(Exercise directions) Look through the material below. Copy every line with the string "JSON" in it.

======== Input data ========

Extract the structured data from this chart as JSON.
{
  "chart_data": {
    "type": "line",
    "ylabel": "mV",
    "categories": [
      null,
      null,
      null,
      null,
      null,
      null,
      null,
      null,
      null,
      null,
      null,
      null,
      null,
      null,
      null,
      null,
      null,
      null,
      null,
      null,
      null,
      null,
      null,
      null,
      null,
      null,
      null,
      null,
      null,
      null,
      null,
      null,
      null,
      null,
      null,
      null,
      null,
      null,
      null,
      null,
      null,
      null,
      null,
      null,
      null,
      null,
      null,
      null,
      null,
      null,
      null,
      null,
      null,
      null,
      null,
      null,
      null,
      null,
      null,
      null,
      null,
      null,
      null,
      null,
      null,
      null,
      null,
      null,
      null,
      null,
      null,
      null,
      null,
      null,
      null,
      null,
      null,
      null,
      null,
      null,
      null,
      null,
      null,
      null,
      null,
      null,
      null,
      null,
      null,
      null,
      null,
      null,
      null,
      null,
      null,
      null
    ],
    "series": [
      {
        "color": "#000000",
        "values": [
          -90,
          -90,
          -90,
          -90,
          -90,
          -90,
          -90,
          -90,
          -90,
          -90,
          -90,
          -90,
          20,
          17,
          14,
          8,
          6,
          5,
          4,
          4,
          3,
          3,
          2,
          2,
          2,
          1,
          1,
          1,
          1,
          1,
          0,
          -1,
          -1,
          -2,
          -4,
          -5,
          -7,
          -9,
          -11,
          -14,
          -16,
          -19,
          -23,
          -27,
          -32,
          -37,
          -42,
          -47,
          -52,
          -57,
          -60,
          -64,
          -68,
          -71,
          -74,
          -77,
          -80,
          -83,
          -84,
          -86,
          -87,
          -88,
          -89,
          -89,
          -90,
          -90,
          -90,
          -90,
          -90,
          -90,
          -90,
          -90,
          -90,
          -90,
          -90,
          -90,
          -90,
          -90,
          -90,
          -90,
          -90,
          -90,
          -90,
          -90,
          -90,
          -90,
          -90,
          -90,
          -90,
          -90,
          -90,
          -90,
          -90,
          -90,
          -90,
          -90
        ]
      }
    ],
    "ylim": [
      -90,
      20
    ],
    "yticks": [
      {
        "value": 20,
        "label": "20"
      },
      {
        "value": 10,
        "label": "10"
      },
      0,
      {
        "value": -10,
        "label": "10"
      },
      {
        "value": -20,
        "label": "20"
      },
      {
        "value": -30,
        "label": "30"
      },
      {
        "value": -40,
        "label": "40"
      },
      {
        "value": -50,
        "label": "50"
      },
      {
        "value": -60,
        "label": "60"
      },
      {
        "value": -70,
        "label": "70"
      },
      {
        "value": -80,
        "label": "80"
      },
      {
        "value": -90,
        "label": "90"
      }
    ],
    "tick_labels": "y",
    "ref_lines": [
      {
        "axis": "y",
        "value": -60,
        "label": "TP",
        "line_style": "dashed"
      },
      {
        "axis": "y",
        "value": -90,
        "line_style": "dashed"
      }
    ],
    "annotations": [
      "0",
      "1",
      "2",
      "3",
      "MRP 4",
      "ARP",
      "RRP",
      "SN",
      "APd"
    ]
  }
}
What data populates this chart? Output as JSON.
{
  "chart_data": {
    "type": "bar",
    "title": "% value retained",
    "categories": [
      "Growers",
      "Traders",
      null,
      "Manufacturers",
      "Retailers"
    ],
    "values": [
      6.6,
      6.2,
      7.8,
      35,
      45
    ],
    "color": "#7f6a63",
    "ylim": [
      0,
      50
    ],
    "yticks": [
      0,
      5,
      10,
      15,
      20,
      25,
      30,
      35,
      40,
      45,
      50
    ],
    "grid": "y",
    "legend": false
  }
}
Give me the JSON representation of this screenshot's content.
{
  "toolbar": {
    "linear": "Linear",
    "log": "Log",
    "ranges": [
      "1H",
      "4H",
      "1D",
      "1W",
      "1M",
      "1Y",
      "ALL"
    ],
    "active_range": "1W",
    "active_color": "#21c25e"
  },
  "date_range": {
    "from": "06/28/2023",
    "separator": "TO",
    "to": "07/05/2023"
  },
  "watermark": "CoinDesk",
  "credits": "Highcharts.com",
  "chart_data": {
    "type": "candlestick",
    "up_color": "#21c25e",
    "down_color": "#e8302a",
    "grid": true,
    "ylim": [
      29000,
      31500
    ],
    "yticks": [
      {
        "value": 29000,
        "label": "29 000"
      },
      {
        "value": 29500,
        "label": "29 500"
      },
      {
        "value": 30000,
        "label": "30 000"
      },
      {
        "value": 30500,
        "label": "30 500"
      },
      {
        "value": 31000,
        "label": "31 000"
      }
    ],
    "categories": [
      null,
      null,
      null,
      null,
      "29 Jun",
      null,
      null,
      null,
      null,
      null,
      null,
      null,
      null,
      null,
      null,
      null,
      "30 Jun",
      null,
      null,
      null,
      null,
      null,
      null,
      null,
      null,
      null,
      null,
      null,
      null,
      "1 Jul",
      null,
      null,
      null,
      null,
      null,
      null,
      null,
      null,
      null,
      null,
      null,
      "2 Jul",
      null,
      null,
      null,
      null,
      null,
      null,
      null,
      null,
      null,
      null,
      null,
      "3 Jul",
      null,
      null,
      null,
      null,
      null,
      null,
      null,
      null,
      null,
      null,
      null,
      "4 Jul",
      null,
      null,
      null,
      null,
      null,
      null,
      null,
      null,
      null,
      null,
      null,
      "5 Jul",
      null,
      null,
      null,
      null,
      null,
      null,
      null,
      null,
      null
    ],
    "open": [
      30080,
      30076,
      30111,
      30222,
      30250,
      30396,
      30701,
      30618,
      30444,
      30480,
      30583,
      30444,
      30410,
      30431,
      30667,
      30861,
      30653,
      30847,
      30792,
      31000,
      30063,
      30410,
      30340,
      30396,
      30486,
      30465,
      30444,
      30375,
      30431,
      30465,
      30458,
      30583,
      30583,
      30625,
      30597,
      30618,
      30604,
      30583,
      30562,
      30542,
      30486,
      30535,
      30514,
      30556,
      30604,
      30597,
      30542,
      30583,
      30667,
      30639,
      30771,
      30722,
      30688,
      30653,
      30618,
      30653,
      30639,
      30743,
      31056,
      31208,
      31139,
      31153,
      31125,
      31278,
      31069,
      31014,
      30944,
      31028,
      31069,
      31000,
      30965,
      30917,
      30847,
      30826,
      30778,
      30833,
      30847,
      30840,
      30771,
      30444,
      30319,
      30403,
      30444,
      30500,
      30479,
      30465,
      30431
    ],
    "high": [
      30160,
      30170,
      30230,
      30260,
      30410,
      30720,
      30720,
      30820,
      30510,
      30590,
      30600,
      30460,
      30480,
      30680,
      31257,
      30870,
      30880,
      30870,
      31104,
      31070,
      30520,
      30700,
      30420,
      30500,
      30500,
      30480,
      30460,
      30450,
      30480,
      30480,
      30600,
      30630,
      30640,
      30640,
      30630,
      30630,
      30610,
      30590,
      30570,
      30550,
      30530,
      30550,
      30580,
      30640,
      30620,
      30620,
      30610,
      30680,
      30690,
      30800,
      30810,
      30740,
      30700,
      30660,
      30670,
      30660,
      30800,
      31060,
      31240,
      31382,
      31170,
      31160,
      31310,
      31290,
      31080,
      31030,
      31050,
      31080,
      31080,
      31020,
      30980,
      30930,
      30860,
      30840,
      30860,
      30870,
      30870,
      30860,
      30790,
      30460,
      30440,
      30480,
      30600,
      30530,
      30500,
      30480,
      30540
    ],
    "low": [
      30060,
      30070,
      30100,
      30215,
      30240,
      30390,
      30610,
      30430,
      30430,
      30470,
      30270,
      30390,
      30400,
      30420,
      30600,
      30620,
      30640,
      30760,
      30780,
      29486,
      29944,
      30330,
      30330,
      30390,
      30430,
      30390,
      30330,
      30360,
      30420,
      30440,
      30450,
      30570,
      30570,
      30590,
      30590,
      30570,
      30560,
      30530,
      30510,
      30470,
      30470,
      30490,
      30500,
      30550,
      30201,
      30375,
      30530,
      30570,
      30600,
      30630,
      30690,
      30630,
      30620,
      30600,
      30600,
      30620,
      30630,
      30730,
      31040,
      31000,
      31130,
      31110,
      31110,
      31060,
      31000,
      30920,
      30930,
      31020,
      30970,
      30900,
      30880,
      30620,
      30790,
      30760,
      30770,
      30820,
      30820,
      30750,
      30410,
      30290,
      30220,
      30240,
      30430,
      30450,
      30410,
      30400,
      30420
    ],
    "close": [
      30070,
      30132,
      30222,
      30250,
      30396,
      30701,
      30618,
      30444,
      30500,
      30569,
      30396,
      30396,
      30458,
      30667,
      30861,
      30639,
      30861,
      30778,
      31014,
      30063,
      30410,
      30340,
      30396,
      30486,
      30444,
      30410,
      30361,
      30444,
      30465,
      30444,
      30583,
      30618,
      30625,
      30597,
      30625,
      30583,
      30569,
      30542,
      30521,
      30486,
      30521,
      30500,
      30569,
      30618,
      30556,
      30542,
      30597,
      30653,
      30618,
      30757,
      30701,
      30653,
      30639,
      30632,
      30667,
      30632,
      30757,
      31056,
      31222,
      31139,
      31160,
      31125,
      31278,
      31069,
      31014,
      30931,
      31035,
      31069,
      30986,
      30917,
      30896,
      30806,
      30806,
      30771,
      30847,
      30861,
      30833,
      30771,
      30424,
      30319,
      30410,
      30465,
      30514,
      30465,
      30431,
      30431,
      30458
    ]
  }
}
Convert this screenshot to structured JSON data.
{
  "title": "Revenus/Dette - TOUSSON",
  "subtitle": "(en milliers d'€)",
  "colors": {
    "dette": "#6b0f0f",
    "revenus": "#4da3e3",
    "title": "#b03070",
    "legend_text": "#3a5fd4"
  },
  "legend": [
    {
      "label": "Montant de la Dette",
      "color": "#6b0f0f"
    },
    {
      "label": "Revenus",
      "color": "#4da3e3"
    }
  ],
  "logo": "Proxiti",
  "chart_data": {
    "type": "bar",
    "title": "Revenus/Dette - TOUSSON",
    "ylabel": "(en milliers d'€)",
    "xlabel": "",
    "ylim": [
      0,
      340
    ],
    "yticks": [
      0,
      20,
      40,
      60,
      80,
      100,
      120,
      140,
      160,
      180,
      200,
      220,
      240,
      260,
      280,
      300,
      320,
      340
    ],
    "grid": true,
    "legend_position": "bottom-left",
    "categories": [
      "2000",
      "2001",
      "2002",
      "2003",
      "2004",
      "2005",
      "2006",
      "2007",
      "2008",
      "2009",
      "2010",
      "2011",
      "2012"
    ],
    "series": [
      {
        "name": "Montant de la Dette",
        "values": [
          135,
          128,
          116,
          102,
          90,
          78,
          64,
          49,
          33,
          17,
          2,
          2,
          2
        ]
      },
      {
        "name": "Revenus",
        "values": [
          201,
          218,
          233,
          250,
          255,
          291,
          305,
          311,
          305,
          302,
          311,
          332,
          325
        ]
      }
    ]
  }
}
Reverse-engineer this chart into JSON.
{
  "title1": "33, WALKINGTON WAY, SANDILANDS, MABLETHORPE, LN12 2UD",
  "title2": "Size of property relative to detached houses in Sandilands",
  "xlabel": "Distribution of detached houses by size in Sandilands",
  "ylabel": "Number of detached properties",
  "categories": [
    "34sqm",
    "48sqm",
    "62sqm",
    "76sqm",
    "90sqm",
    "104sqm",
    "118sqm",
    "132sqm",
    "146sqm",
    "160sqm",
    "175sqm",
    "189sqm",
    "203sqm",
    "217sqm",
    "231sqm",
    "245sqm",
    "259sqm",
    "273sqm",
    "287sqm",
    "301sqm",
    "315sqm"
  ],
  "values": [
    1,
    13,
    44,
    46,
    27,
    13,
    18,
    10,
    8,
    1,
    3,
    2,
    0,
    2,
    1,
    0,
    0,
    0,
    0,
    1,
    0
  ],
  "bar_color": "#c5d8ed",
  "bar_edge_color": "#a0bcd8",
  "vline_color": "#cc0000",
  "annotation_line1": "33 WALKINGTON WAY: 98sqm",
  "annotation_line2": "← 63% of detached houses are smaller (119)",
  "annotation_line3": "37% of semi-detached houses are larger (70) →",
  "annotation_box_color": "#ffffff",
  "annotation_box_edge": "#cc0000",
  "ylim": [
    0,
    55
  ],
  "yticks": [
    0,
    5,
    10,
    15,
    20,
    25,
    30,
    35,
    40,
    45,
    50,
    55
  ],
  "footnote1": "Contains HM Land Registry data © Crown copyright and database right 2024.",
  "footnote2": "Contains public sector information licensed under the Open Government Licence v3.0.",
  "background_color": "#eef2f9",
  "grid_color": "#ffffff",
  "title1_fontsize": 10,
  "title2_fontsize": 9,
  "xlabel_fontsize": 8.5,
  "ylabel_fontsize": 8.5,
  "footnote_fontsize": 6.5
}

========

(Complete response)
Extract the structured data from this chart as JSON.
What data populates this chart? Output as JSON.
Give me the JSON representation of this screenshot's content.
Convert this screenshot to structured JSON data.
Reverse-engineer this chart into JSON.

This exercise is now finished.